(Stored entries)

#####

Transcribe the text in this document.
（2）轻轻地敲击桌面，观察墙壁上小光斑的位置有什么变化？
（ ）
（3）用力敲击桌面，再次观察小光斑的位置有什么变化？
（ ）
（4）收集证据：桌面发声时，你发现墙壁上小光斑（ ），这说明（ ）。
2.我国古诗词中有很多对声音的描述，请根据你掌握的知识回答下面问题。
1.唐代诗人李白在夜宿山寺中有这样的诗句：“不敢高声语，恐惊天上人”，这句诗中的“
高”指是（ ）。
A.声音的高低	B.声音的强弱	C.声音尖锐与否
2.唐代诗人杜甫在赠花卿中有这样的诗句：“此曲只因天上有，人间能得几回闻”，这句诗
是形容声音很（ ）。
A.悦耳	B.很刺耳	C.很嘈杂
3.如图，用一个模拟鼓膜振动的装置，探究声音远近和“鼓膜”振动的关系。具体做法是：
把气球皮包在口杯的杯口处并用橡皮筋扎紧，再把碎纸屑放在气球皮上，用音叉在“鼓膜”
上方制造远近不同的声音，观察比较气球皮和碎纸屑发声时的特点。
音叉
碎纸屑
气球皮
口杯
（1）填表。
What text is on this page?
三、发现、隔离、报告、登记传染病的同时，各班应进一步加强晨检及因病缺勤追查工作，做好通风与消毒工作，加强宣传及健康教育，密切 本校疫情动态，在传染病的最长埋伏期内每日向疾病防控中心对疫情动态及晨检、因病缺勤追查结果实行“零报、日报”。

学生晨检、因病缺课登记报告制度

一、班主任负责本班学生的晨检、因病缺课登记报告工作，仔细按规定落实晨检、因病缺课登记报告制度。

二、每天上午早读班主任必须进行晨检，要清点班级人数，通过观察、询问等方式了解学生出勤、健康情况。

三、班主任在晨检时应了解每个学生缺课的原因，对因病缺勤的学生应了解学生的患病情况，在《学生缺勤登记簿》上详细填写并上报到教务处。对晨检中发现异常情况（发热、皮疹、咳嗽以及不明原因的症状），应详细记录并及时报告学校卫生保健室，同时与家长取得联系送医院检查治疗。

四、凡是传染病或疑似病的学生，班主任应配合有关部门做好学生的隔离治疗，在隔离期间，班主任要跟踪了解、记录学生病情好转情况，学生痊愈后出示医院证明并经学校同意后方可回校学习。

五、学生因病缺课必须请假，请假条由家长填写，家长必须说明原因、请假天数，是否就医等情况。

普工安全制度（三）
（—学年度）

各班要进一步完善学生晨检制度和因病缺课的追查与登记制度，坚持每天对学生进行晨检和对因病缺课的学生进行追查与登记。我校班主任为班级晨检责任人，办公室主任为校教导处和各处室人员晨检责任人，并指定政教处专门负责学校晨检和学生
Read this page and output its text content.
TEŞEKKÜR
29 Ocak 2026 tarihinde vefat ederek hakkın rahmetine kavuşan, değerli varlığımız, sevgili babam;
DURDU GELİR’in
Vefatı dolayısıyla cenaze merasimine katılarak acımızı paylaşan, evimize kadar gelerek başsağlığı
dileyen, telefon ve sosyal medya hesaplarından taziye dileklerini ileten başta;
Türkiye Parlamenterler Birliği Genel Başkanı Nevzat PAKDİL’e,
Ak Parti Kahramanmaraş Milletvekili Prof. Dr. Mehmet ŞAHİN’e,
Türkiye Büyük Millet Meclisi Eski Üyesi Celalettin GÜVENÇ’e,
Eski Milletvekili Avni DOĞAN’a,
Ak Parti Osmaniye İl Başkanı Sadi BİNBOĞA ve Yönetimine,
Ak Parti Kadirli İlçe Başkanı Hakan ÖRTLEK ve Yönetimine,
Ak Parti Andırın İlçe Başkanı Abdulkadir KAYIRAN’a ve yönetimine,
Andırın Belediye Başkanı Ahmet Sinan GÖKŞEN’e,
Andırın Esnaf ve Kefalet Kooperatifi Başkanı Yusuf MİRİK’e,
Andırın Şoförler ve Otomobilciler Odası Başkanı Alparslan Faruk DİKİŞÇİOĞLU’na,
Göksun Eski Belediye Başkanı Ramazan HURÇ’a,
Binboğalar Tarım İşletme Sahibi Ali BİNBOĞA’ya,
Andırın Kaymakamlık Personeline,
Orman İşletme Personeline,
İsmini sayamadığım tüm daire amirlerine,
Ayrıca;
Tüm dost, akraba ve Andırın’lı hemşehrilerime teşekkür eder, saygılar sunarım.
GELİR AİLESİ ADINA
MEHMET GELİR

#####

# [The exercise]
Reproduce exactly the line that holds "Read this page and output its text content.", then every line after it, ending with the final line of the records above.

# [The completed task]
Read this page and output its text content.
TEŞEKKÜR
29 Ocak 2026 tarihinde vefat ederek hakkın rahmetine kavuşan, değerli varlığımız, sevgili babam;
DURDU GELİR’in
Vefatı dolayısıyla cenaze merasimine katılarak acımızı paylaşan, evimize kadar gelerek başsağlığı
dileyen, telefon ve sosyal medya hesaplarından taziye dileklerini ileten başta;
Türkiye Parlamenterler Birliği Genel Başkanı Nevzat PAKDİL’e,
Ak Parti Kahramanmaraş Milletvekili Prof. Dr. Mehmet ŞAHİN’e,
Türkiye Büyük Millet Meclisi Eski Üyesi Celalettin GÜVENÇ’e,
Eski Milletvekili Avni DOĞAN’a,
Ak Parti Osmaniye İl Başkanı Sadi BİNBOĞA ve Yönetimine,
Ak Parti Kadirli İlçe Başkanı Hakan ÖRTLEK ve Yönetimine,
Ak Parti Andırın İlçe Başkanı Abdulkadir KAYIRAN’a ve yönetimine,
Andırın Belediye Başkanı Ahmet Sinan GÖKŞEN’e,
Andırın Esnaf ve Kefalet Kooperatifi Başkanı Yusuf MİRİK’e,
Andırın Şoförler ve Otomobilciler Odası Başkanı Alparslan Faruk DİKİŞÇİOĞLU’na,
Göksun Eski Belediye Başkanı Ramazan HURÇ’a,
Binboğalar Tarım İşletme Sahibi Ali BİNBOĞA’ya,
Andırın Kaymakamlık Personeline,
Orman İşletme Personeline,
İsmini sayamadığım tüm daire amirlerine,
Ayrıca;
Tüm dost, akraba ve Andırın’lı hemşehrilerime teşekkür eder, saygılar sunarım.
GELİR AİLESİ ADINA
MEHMET GELİR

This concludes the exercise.